*** Records for this exercise

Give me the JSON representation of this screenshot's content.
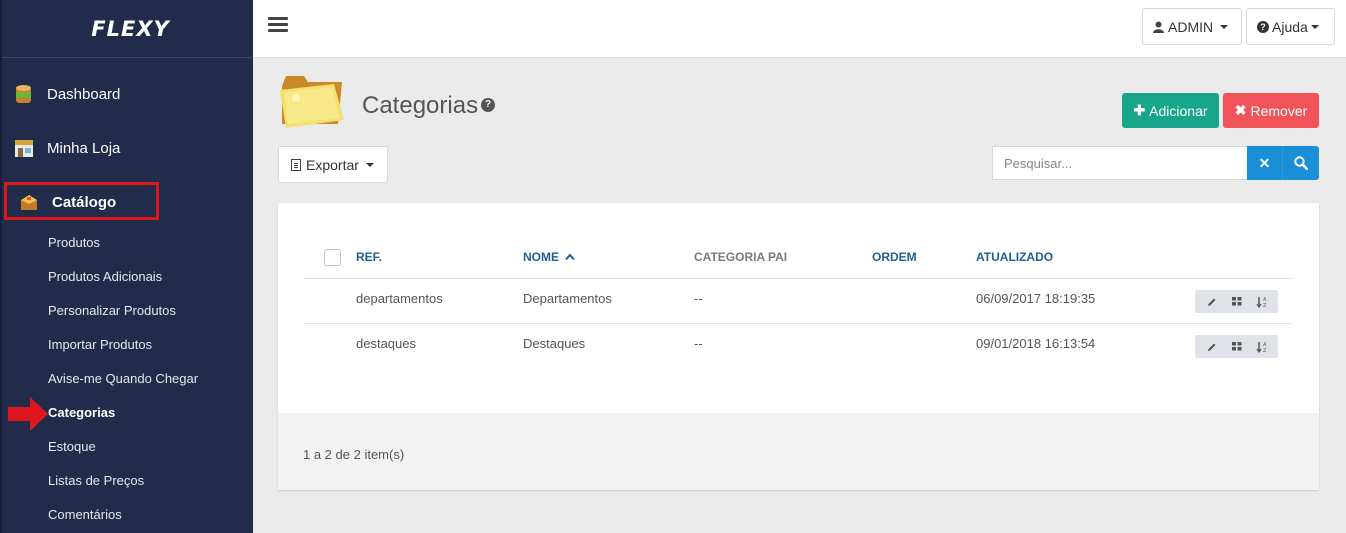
{
  "brand": {
    "logo": "FLEXY"
  },
  "sidebar": {
    "main": [
      {
        "label": "Dashboard",
        "icon": "dashboard-icon"
      },
      {
        "label": "Minha Loja",
        "icon": "store-icon"
      },
      {
        "label": "Catálogo",
        "icon": "catalog-icon"
      }
    ],
    "sub": [
      {
        "label": "Produtos"
      },
      {
        "label": "Produtos Adicionais"
      },
      {
        "label": "Personalizar Produtos"
      },
      {
        "label": "Importar Produtos"
      },
      {
        "label": "Avise-me Quando Chegar"
      },
      {
        "label": "Categorias",
        "active": true
      },
      {
        "label": "Estoque"
      },
      {
        "label": "Listas de Preços"
      },
      {
        "label": "Comentários"
      }
    ]
  },
  "topbar": {
    "user_label": "ADMIN",
    "help_label": "Ajuda"
  },
  "page": {
    "title": "Categorias",
    "add_label": "Adicionar",
    "remove_label": "Remover",
    "export_label": "Exportar",
    "search_placeholder": "Pesquisar..."
  },
  "table": {
    "columns": [
      "REF.",
      "NOME",
      "CATEGORIA PAI",
      "ORDEM",
      "ATUALIZADO"
    ],
    "rows": [
      {
        "ref": "departamentos",
        "nome": "Departamentos",
        "pai": "--",
        "ordem": "",
        "atualizado": "06/09/2017 18:19:35"
      },
      {
        "ref": "destaques",
        "nome": "Destaques",
        "pai": "--",
        "ordem": "",
        "atualizado": "09/01/2018 16:13:54"
      }
    ],
    "footer": "1 a 2 de 2 item(s)"
  },
  "colors": {
    "sidebar_bg": "#212b4a",
    "add_button": "#17a68a",
    "remove_button": "#f0545a",
    "search_button": "#1a8fd8",
    "highlight_red": "#e0161e"
  }
}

******

- **Written task**
Go through the entries above and print each one exactly, minus the pictures.

- **Response**
Give me the JSON representation of this screenshot's content.
{
  "brand": {
    "logo": "FLEXY"
  },
  "sidebar": {
    "main": [
      {
        "label": "Dashboard",
        "icon": "dashboard-icon"
      },
      {
        "label": "Minha Loja",
        "icon": "store-icon"
      },
      {
        "label": "Catálogo",
        "icon": "catalog-icon"
      }
    ],
    "sub": [
      {
        "label": "Produtos"
      },
      {
        "label": "Produtos Adicionais"
      },
      {
        "label": "Personalizar Produtos"
      },
      {
        "label": "Importar Produtos"
      },
      {
        "label": "Avise-me Quando Chegar"
      },
      {
        "label": "Categorias",
        "active": true
      },
      {
        "label": "Estoque"
      },
      {
        "label": "Listas de Preços"
      },
      {
        "label": "Comentários"
      }
    ]
  },
  "topbar": {
    "user_label": "ADMIN",
    "help_label": "Ajuda"
  },
  "page": {
    "title": "Categorias",
    "add_label": "Adicionar",
    "remove_label": "Remover",
    "export_label": "Exportar",
    "search_placeholder": "Pesquisar..."
  },
  "table": {
    "columns": [
      "REF.",
      "NOME",
      "CATEGORIA PAI",
      "ORDEM",
      "ATUALIZADO"
    ],
    "rows": [
      {
        "ref": "departamentos",
        "nome": "Departamentos",
        "pai": "--",
        "ordem": "",
        "atualizado": "06/09/2017 18:19:35"
      },
      {
        "ref": "destaques",
        "nome": "Destaques",
        "pai": "--",
        "ordem": "",
        "atualizado": "09/01/2018 16:13:54"
      }
    ],
    "footer": "1 a 2 de 2 item(s)"
  },
  "colors": {
    "sidebar_bg": "#212b4a",
    "add_button": "#17a68a",
    "remove_button": "#f0545a",
    "search_button": "#1a8fd8",
    "highlight_red": "#e0161e"
  }
}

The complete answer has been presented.